| Written request 1 |
Reproduce the saved entries below word for word, beginning with their first line and continuing through the line containing "greeting-text: Hi, my".

| Page |
If newspaper health is a measure of democracy, our democracy is in decline: Neil Macdonald
Newsrooms would mount costly, complex investigations that took teams of reporters out of play for months
The Ottawa Citizen building, brown and unprepossessing, sprawls alongside a slew of big-box stores in the west end of the capital, just off the Trans-Canada Highway.
I always gaze at it longer than I probably should when I drive by. It was a wondrous thing when it opened in 1973 – the first daily newspaper operation in North America built entirely on one floor, the first entirely computerized newsroom with its own software, and the giant, modern offset presses that produced such a clean, sharp look.
I walked through the doors of that building in 1976 as a student, and strutted out half an hour later as a newspaperman.
Well. A copyboy, to be technical; my first job was clearing teletypes overnight and fetching coffee and doing Chinese food and booze runs and driving bad-tempered, half-sloshed editors home.
But if you could spell, and you were hungry, you'd be a reporter in a hurry. The paper was growing, and there was just so much money. We competed ferociously for space on page one, women reporters were paid the same as men, we all smoked at our desks, there was a beer machine in the lounge, and we had bylines. We were newspapermen and newspaperwomen. We swaggered.
Some of us rose quickly. Too quickly, actually. I was in charge of the night newsroom at age 23. My boss was 25. We were just punk kids. It was ridiculous.
We, of course, thought we were brilliant. What we did not realize was how anomalous it all was, how out of step with history, and how quickly it would end.

| Written request 2 |
From the newspaper column above, write out the passage word for word, starting with "If newspaper health" and going on through "the Trans-Canada Highway.".

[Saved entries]
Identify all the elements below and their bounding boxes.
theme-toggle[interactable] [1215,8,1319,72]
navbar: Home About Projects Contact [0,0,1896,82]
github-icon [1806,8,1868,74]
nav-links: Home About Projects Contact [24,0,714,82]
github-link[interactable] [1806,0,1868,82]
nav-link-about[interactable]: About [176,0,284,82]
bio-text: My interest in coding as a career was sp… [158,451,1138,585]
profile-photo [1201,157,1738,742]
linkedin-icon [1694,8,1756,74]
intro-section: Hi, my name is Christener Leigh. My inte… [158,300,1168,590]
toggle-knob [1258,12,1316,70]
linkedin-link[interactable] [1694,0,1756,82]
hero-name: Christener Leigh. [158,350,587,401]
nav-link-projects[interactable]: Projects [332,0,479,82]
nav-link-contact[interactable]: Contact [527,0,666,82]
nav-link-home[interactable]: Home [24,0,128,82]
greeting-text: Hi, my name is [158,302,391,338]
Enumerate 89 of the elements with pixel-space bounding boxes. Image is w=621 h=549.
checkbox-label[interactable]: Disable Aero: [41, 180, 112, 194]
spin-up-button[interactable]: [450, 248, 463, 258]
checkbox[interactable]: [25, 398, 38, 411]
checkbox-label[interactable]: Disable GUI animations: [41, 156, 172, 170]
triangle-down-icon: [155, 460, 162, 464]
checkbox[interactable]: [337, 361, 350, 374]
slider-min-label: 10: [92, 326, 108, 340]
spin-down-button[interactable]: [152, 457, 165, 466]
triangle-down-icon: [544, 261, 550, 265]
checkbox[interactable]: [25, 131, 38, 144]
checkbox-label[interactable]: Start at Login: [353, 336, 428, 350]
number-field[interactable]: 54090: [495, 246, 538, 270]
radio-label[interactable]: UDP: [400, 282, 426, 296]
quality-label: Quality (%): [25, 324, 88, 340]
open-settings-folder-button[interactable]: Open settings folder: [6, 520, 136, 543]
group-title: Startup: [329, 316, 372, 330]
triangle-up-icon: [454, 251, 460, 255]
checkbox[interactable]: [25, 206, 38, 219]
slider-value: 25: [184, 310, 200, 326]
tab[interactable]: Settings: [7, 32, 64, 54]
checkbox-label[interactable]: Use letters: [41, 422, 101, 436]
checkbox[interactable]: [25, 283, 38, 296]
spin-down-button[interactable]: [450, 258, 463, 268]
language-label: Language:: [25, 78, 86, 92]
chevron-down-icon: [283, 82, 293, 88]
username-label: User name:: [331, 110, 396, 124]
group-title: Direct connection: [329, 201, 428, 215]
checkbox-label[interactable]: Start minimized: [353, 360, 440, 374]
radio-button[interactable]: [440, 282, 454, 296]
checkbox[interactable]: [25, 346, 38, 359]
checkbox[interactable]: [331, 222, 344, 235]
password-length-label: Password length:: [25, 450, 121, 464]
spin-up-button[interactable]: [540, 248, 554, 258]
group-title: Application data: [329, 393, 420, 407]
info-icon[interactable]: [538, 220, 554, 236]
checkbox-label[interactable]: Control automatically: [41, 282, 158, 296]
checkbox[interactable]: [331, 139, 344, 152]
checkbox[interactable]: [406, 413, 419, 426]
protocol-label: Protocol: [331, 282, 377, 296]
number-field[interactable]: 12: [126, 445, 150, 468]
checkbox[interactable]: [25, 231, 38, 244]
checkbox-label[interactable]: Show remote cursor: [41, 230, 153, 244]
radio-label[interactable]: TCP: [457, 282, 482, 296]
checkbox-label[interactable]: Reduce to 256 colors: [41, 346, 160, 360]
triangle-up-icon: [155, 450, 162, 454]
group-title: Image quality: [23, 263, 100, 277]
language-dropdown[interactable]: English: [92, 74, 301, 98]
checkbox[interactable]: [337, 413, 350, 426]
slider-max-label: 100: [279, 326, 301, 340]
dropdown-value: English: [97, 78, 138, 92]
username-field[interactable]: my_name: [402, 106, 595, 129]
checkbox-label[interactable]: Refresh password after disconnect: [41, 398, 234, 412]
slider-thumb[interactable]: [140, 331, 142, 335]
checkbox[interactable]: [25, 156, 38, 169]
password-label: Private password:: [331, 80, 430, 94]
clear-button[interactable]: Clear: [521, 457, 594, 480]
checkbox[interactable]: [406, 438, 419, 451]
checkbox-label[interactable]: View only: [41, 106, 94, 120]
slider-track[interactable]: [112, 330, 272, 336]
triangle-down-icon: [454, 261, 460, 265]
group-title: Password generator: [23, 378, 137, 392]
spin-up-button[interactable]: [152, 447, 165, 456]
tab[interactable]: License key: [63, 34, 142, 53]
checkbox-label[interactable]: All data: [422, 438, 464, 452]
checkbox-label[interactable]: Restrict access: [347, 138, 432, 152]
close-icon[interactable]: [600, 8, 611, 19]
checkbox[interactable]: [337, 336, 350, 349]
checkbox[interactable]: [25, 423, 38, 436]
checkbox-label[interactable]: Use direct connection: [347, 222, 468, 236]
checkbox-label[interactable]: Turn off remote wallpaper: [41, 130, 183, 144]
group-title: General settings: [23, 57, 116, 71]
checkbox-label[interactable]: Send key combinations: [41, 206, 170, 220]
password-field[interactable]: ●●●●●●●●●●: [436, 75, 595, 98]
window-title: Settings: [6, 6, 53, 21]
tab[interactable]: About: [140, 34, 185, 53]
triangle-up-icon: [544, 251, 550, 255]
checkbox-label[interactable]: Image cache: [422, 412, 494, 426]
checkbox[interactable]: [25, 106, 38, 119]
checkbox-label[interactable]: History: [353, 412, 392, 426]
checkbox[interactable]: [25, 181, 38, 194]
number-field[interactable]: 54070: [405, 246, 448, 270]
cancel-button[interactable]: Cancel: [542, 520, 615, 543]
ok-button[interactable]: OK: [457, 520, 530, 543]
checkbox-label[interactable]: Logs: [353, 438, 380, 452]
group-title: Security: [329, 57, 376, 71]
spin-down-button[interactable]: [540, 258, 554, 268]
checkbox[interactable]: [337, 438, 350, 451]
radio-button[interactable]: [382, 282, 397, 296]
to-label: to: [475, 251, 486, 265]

| Result 1 |
Identify all the elements below and their bounding boxes.
theme-toggle[interactable] [1215,8,1319,72]
navbar: Home About Projects Contact [0,0,1896,82]
github-icon [1806,8,1868,74]
nav-links: Home About Projects Contact [24,0,714,82]
github-link[interactable] [1806,0,1868,82]
nav-link-about[interactable]: About [176,0,284,82]
bio-text: My interest in coding as a career was sp… [158,451,1138,585]
profile-photo [1201,157,1738,742]
linkedin-icon [1694,8,1756,74]
intro-section: Hi, my name is Christener Leigh. My inte… [158,300,1168,590]
toggle-knob [1258,12,1316,70]
linkedin-link[interactable] [1694,0,1756,82]
hero-name: Christener Leigh. [158,350,587,401]
nav-link-projects[interactable]: Projects [332,0,479,82]
nav-link-contact[interactable]: Contact [527,0,666,82]
nav-link-home[interactable]: Home [24,0,128,82]
greeting-text: Hi, my name is [158,302,391,338]

| Result 2 |
If newspaper health is a measure of democracy, our democracy is in decline: Neil Macdonald
Newsrooms would mount costly, complex investigations that took teams of reporters out of play for months
The Ottawa Citizen building, brown and unprepossessing, sprawls alongside a slew of big-box stores in the west end of the capital, just off the Trans-Canada Highway.